▶ Aim: Wherever the word "shower" appears in a line, copy that line.

▶ Exercise material:

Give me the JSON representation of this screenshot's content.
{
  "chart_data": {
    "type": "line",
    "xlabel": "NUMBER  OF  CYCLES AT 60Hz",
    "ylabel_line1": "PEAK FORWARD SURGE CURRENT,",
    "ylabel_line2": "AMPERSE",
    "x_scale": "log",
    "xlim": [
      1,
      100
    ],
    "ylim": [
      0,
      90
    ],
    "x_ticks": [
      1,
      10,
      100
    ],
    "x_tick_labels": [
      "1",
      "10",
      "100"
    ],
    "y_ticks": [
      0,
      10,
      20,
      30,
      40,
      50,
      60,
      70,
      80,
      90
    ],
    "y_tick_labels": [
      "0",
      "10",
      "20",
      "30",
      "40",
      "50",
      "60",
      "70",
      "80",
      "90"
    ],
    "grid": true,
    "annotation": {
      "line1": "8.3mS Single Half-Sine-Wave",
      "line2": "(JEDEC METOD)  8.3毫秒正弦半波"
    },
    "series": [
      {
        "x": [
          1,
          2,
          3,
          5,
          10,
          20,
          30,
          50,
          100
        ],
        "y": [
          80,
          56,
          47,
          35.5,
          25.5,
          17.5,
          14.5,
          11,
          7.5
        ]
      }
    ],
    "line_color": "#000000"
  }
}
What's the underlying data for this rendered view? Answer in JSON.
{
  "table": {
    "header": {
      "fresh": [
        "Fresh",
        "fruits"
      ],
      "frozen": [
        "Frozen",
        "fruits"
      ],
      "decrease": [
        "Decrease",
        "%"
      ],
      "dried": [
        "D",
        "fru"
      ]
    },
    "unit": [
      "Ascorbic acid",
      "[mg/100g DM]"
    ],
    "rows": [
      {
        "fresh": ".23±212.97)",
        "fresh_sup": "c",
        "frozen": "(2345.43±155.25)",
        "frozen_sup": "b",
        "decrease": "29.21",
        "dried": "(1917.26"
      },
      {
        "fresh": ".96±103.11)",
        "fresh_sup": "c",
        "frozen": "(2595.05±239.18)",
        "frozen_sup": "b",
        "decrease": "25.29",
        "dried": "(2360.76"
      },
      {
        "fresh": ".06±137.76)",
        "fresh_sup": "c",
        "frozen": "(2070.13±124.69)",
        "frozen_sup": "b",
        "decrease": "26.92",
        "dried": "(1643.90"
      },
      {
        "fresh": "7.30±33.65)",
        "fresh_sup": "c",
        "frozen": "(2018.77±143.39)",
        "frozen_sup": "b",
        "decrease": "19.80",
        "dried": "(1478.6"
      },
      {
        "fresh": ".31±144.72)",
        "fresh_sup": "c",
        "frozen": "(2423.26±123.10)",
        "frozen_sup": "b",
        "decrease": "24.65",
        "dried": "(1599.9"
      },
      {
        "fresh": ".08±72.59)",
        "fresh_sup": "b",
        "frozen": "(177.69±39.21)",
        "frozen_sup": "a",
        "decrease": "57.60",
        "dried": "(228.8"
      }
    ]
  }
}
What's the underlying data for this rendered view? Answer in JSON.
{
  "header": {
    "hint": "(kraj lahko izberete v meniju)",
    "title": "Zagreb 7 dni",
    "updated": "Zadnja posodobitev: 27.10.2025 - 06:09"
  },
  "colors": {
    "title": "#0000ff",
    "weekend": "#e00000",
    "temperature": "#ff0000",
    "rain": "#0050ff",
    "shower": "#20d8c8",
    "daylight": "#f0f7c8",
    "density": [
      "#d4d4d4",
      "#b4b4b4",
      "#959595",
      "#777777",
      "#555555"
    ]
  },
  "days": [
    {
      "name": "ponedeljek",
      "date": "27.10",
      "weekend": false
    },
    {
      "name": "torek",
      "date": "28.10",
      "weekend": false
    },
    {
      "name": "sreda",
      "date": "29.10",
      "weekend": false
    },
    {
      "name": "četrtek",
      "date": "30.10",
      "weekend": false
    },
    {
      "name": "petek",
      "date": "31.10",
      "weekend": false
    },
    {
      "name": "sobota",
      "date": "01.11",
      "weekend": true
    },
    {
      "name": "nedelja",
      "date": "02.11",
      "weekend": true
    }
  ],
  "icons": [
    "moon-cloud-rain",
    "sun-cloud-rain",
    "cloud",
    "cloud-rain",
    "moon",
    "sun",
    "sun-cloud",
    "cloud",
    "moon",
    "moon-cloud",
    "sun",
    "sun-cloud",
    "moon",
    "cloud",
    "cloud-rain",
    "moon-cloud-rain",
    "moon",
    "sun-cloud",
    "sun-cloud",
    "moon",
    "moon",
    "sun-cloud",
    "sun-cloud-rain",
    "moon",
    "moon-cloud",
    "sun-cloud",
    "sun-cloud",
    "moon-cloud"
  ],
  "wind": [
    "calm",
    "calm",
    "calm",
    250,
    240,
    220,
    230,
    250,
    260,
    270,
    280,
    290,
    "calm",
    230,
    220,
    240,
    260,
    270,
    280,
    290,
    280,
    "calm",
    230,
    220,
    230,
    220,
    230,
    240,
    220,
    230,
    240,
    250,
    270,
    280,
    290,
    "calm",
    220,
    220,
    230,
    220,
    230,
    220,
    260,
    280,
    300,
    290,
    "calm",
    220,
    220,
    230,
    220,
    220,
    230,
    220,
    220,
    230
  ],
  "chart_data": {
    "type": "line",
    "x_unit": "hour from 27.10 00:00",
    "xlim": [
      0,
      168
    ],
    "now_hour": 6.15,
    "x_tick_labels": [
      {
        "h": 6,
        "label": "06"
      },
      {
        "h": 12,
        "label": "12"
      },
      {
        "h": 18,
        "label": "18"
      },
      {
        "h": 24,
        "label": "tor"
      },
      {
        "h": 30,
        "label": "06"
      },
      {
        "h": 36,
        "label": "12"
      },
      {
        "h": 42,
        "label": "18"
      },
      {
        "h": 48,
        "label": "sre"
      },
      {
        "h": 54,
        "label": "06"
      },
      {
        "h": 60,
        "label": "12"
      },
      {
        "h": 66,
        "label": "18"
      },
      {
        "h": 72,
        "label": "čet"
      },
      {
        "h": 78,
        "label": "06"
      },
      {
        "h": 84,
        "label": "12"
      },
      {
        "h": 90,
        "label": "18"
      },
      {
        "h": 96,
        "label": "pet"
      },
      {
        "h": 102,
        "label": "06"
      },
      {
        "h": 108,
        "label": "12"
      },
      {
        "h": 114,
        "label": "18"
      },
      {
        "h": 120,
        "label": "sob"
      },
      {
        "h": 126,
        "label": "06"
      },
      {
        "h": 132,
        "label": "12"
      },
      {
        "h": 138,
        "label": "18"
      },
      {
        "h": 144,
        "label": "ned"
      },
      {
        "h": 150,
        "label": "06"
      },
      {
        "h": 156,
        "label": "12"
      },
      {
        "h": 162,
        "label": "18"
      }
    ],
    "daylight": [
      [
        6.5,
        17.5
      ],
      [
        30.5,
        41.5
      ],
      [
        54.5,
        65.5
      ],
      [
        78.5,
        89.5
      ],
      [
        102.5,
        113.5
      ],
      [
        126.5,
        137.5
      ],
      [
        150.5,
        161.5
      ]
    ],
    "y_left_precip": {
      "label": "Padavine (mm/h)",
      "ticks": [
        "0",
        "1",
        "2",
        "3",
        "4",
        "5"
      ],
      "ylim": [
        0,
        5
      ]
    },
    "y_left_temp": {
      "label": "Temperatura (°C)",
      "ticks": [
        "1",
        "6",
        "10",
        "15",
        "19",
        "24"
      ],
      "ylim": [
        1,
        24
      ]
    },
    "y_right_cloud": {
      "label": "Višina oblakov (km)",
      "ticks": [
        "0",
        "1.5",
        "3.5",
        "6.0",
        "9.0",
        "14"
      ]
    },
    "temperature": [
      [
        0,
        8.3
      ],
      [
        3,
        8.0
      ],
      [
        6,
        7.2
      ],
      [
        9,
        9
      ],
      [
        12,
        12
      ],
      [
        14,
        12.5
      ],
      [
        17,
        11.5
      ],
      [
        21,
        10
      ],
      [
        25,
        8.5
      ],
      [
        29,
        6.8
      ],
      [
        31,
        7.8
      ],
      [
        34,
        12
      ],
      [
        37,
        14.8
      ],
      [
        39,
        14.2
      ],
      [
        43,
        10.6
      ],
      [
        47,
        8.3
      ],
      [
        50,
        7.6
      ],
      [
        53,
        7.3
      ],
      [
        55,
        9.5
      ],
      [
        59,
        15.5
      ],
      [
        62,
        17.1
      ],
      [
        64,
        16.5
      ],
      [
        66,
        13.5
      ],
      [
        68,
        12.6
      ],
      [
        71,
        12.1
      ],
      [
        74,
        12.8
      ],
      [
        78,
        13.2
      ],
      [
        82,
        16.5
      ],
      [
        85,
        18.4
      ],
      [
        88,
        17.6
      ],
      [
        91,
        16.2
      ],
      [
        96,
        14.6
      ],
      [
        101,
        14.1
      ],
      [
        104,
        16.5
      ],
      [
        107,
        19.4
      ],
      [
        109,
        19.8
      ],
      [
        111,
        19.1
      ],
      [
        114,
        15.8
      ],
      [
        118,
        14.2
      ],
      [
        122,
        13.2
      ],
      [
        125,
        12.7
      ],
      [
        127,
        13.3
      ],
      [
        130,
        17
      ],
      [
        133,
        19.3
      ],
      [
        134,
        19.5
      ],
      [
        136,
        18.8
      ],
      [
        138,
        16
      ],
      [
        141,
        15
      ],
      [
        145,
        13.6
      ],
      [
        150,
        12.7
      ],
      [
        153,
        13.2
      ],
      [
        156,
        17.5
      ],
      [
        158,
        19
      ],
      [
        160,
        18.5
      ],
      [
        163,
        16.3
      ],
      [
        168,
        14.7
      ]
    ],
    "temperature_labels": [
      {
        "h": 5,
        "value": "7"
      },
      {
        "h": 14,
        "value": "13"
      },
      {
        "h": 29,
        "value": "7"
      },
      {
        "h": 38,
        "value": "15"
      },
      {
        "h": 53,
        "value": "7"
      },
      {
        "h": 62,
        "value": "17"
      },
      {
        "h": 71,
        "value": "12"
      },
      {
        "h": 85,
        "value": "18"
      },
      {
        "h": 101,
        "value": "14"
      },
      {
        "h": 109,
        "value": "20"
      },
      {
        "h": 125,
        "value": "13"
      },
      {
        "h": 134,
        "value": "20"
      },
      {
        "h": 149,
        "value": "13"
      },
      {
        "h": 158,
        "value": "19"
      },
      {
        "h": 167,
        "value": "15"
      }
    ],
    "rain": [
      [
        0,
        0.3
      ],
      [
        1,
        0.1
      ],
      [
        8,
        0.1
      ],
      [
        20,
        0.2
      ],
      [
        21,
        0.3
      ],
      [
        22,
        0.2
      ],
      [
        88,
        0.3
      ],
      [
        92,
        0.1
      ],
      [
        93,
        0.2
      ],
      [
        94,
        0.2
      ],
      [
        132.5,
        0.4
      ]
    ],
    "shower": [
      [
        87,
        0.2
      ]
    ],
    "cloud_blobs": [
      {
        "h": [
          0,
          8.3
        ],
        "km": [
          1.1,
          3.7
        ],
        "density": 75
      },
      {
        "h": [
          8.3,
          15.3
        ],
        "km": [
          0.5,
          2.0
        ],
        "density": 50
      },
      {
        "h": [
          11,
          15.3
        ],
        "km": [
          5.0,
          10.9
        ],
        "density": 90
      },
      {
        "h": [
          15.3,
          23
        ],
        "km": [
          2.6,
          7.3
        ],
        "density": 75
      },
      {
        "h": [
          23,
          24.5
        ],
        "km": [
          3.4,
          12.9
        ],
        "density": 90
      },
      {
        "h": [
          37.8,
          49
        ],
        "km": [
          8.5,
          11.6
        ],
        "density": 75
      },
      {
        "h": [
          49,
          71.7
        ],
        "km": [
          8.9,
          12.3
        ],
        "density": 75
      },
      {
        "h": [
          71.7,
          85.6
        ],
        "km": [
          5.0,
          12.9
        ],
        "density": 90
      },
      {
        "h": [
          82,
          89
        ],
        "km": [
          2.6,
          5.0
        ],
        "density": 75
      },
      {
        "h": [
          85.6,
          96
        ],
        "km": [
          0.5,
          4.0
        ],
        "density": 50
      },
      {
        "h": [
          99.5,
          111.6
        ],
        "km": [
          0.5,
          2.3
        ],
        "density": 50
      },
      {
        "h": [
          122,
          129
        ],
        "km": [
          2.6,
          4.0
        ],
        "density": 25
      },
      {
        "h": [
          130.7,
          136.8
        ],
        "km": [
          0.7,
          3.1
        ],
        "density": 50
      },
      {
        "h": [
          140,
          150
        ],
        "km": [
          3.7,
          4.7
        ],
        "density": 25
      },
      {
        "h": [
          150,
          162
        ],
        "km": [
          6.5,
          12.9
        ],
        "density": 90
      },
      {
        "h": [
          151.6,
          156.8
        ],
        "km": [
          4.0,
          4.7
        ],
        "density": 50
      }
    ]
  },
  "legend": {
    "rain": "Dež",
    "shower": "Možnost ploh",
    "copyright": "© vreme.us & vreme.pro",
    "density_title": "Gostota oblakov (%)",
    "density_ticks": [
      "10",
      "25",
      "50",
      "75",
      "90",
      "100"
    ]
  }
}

▶ Answer to the problem:
    "shower": "#20d8c8",
    "shower": [
    "shower": "Možnost ploh",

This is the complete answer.